** START **

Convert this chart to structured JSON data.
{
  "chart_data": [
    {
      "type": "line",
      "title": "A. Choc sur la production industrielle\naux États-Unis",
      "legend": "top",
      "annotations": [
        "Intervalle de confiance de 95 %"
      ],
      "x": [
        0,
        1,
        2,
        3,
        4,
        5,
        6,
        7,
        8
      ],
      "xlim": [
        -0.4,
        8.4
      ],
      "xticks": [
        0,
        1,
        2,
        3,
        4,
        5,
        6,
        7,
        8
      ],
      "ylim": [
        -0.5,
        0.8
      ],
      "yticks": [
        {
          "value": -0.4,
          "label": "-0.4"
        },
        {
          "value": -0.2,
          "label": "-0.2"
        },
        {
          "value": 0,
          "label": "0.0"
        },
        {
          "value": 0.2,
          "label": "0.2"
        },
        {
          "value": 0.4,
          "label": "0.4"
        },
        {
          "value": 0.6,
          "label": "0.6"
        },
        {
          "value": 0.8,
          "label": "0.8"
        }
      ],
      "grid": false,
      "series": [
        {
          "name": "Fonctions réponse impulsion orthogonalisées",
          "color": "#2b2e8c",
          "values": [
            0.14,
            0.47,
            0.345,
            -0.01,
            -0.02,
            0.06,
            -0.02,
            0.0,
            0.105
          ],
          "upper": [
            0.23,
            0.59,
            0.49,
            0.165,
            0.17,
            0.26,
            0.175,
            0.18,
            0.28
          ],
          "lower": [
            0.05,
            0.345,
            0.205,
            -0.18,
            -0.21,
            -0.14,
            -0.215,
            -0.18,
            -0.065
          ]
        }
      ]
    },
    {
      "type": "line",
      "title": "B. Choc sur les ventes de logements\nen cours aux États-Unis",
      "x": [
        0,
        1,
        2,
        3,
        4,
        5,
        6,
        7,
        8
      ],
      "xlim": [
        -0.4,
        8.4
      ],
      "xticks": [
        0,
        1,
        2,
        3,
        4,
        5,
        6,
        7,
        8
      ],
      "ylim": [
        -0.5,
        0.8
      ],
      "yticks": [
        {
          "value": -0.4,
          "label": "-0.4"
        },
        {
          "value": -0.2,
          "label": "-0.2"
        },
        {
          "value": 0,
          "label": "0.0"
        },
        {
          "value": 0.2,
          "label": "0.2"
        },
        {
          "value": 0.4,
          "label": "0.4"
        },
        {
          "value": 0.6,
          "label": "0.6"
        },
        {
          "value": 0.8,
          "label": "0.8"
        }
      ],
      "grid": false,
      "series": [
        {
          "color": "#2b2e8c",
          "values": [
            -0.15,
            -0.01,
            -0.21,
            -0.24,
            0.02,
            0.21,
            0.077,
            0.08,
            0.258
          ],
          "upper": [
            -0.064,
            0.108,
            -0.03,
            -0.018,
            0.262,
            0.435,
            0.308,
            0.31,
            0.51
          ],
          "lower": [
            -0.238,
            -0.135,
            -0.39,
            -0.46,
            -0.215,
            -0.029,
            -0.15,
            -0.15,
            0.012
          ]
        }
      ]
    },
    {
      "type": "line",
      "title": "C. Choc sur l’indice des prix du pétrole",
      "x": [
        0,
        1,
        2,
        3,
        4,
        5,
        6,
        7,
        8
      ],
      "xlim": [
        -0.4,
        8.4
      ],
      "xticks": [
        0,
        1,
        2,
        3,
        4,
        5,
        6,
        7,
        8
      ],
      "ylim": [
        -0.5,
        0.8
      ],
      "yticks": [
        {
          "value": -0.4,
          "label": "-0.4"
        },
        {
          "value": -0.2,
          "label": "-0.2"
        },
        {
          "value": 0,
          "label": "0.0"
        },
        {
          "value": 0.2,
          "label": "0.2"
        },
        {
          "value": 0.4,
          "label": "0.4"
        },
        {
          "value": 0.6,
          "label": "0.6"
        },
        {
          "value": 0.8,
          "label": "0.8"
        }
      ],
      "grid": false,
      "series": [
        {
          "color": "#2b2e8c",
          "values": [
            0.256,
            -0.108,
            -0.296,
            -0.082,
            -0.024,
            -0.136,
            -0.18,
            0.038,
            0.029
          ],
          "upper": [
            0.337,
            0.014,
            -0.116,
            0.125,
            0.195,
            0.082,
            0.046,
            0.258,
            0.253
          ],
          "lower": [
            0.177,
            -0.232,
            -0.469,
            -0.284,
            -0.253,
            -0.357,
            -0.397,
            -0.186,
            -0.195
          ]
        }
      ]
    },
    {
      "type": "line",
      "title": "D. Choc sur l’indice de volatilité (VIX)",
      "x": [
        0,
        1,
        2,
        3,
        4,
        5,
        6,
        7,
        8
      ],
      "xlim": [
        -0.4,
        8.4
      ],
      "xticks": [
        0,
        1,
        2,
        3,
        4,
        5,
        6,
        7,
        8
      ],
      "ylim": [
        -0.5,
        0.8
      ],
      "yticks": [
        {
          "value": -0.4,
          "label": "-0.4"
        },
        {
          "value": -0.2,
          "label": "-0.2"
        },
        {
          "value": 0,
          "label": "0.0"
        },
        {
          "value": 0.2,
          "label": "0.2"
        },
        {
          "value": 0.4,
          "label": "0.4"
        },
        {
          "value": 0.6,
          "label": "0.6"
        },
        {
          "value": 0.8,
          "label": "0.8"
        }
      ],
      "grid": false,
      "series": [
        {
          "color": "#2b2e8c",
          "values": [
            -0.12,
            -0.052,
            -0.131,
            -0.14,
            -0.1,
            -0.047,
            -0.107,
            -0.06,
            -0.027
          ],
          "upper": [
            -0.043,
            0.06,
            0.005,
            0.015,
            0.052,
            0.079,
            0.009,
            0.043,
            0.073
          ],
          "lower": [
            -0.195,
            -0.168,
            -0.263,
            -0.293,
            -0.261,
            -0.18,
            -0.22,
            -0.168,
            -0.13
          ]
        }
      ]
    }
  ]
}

** END **

Copy all of the material word for word.

Result of this exercise:
Convert this chart to structured JSON data.
{
  "chart_data": [
    {
      "type": "line",
      "title": "A. Choc sur la production industrielle\naux États-Unis",
      "legend": "top",
      "annotations": [
        "Intervalle de confiance de 95 %"
      ],
      "x": [
        0,
        1,
        2,
        3,
        4,
        5,
        6,
        7,
        8
      ],
      "xlim": [
        -0.4,
        8.4
      ],
      "xticks": [
        0,
        1,
        2,
        3,
        4,
        5,
        6,
        7,
        8
      ],
      "ylim": [
        -0.5,
        0.8
      ],
      "yticks": [
        {
          "value": -0.4,
          "label": "-0.4"
        },
        {
          "value": -0.2,
          "label": "-0.2"
        },
        {
          "value": 0,
          "label": "0.0"
        },
        {
          "value": 0.2,
          "label": "0.2"
        },
        {
          "value": 0.4,
          "label": "0.4"
        },
        {
          "value": 0.6,
          "label": "0.6"
        },
        {
          "value": 0.8,
          "label": "0.8"
        }
      ],
      "grid": false,
      "series": [
        {
          "name": "Fonctions réponse impulsion orthogonalisées",
          "color": "#2b2e8c",
          "values": [
            0.14,
            0.47,
            0.345,
            -0.01,
            -0.02,
            0.06,
            -0.02,
            0.0,
            0.105
          ],
          "upper": [
            0.23,
            0.59,
            0.49,
            0.165,
            0.17,
            0.26,
            0.175,
            0.18,
            0.28
          ],
          "lower": [
            0.05,
            0.345,
            0.205,
            -0.18,
            -0.21,
            -0.14,
            -0.215,
            -0.18,
            -0.065
          ]
        }
      ]
    },
    {
      "type": "line",
      "title": "B. Choc sur les ventes de logements\nen cours aux États-Unis",
      "x": [
        0,
        1,
        2,
        3,
        4,
        5,
        6,
        7,
        8
      ],
      "xlim": [
        -0.4,
        8.4
      ],
      "xticks": [
        0,
        1,
        2,
        3,
        4,
        5,
        6,
        7,
        8
      ],
      "ylim": [
        -0.5,
        0.8
      ],
      "yticks": [
        {
          "value": -0.4,
          "label": "-0.4"
        },
        {
          "value": -0.2,
          "label": "-0.2"
        },
        {
          "value": 0,
          "label": "0.0"
        },
        {
          "value": 0.2,
          "label": "0.2"
        },
        {
          "value": 0.4,
          "label": "0.4"
        },
        {
          "value": 0.6,
          "label": "0.6"
        },
        {
          "value": 0.8,
          "label": "0.8"
        }
      ],
      "grid": false,
      "series": [
        {
          "color": "#2b2e8c",
          "values": [
            -0.15,
            -0.01,
            -0.21,
            -0.24,
            0.02,
            0.21,
            0.077,
            0.08,
            0.258
          ],
          "upper": [
            -0.064,
            0.108,
            -0.03,
            -0.018,
            0.262,
            0.435,
            0.308,
            0.31,
            0.51
          ],
          "lower": [
            -0.238,
            -0.135,
            -0.39,
            -0.46,
            -0.215,
            -0.029,
            -0.15,
            -0.15,
            0.012
          ]
        }
      ]
    },
    {
      "type": "line",
      "title": "C. Choc sur l’indice des prix du pétrole",
      "x": [
        0,
        1,
        2,
        3,
        4,
        5,
        6,
        7,
        8
      ],
      "xlim": [
        -0.4,
        8.4
      ],
      "xticks": [
        0,
        1,
        2,
        3,
        4,
        5,
        6,
        7,
        8
      ],
      "ylim": [
        -0.5,
        0.8
      ],
      "yticks": [
        {
          "value": -0.4,
          "label": "-0.4"
        },
        {
          "value": -0.2,
          "label": "-0.2"
        },
        {
          "value": 0,
          "label": "0.0"
        },
        {
          "value": 0.2,
          "label": "0.2"
        },
        {
          "value": 0.4,
          "label": "0.4"
        },
        {
          "value": 0.6,
          "label": "0.6"
        },
        {
          "value": 0.8,
          "label": "0.8"
        }
      ],
      "grid": false,
      "series": [
        {
          "color": "#2b2e8c",
          "values": [
            0.256,
            -0.108,
            -0.296,
            -0.082,
            -0.024,
            -0.136,
            -0.18,
            0.038,
            0.029
          ],
          "upper": [
            0.337,
            0.014,
            -0.116,
            0.125,
            0.195,
            0.082,
            0.046,
            0.258,
            0.253
          ],
          "lower": [
            0.177,
            -0.232,
            -0.469,
            -0.284,
            -0.253,
            -0.357,
            -0.397,
            -0.186,
            -0.195
          ]
        }
      ]
    },
    {
      "type": "line",
      "title": "D. Choc sur l’indice de volatilité (VIX)",
      "x": [
        0,
        1,
        2,
        3,
        4,
        5,
        6,
        7,
        8
      ],
      "xlim": [
        -0.4,
        8.4
      ],
      "xticks": [
        0,
        1,
        2,
        3,
        4,
        5,
        6,
        7,
        8
      ],
      "ylim": [
        -0.5,
        0.8
      ],
      "yticks": [
        {
          "value": -0.4,
          "label": "-0.4"
        },
        {
          "value": -0.2,
          "label": "-0.2"
        },
        {
          "value": 0,
          "label": "0.0"
        },
        {
          "value": 0.2,
          "label": "0.2"
        },
        {
          "value": 0.4,
          "label": "0.4"
        },
        {
          "value": 0.6,
          "label": "0.6"
        },
        {
          "value": 0.8,
          "label": "0.8"
        }
      ],
      "grid": false,
      "series": [
        {
          "color": "#2b2e8c",
          "values": [
            -0.12,
            -0.052,
            -0.131,
            -0.14,
            -0.1,
            -0.047,
            -0.107,
            -0.06,
            -0.027
          ],
          "upper": [
            -0.043,
            0.06,
            0.005,
            0.015,
            0.052,
            0.079,
            0.009,
            0.043,
            0.073
          ],
          "lower": [
            -0.195,
            -0.168,
            -0.263,
            -0.293,
            -0.261,
            -0.18,
            -0.22,
            -0.168,
            -0.13
          ]
        }
      ]
    }
  ]
}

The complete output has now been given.